:: Task input

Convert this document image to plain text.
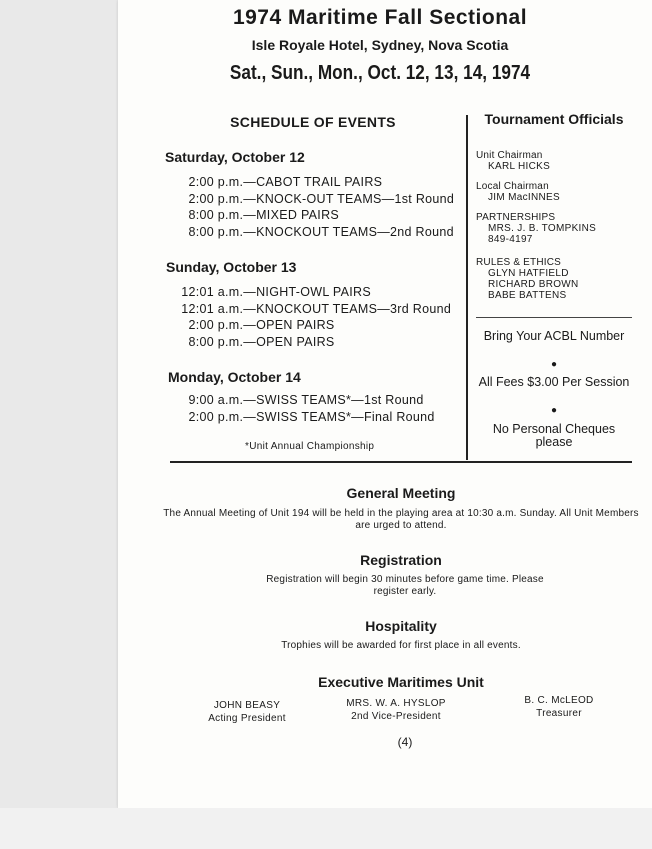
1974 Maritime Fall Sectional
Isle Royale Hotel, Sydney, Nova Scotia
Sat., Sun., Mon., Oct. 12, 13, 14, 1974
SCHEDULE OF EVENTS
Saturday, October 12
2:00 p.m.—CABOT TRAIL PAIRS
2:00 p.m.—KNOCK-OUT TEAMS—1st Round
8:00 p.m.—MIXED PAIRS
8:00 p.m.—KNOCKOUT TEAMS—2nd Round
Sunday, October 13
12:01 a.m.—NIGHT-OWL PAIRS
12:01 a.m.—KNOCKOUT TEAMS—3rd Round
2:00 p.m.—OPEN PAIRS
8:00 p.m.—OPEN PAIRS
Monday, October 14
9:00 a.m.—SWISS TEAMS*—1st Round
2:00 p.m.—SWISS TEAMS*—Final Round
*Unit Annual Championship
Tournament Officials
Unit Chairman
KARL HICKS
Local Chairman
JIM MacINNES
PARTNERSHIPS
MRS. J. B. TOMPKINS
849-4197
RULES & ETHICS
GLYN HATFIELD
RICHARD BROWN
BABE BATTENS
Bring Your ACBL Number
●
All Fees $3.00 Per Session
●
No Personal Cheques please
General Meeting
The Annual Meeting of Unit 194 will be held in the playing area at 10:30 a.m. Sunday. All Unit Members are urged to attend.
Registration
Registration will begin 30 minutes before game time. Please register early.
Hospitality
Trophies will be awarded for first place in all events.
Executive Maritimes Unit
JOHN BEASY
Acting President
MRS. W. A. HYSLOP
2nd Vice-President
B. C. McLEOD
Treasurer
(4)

::::
:: Task input

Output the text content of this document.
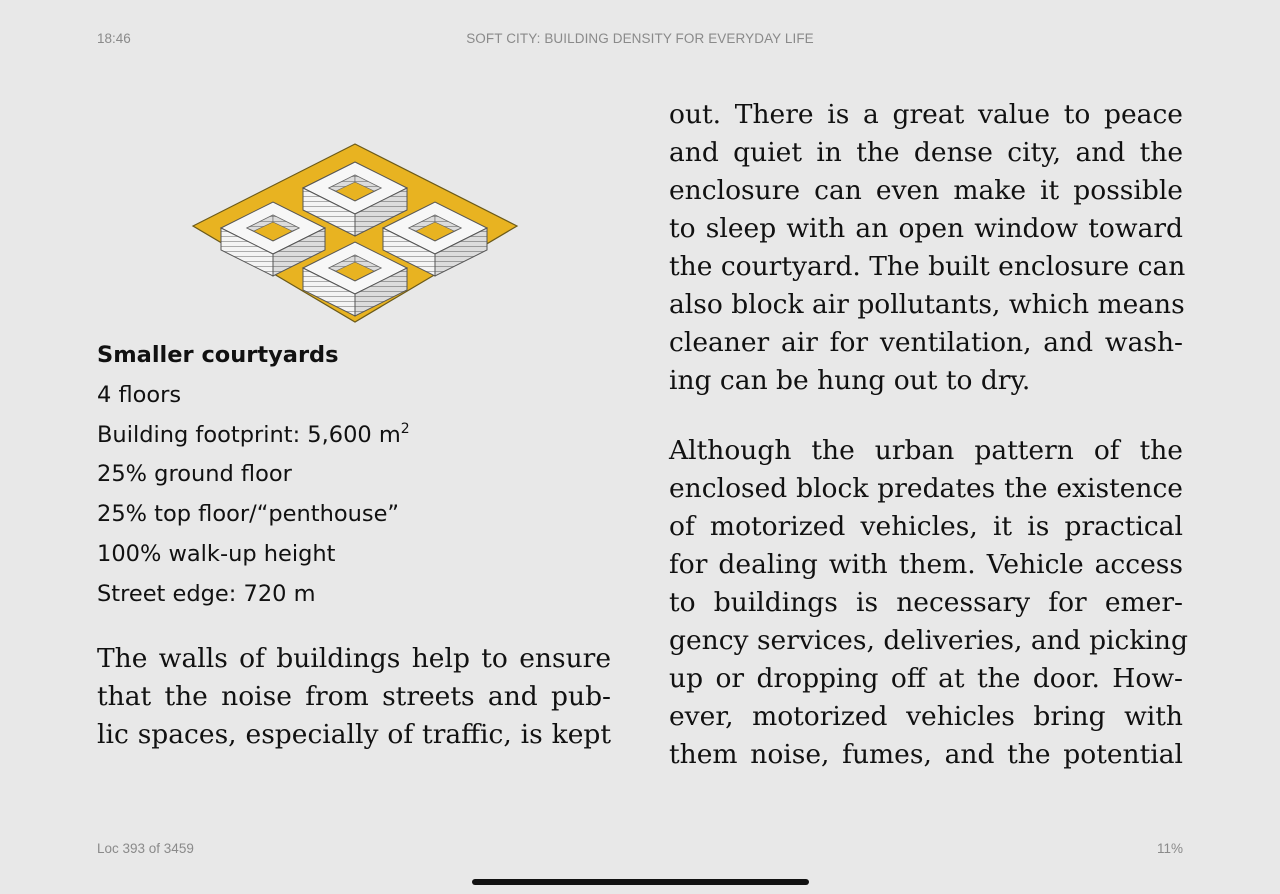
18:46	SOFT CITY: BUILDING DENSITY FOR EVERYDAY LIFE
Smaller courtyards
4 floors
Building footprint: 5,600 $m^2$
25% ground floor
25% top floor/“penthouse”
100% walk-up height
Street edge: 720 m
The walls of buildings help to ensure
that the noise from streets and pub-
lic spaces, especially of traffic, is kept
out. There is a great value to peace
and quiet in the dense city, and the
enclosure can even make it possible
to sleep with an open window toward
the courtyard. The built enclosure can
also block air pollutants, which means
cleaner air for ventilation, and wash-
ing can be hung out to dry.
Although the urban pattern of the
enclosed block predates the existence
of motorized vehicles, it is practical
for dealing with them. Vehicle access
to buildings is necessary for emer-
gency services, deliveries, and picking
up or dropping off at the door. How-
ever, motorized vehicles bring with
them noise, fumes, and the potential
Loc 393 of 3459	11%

::::

Job:
Look through the data above. Each line containing the word "text" needs to be copied.

Answer to this exercise:
Convert this document image to plain text.
Output the text content of this document.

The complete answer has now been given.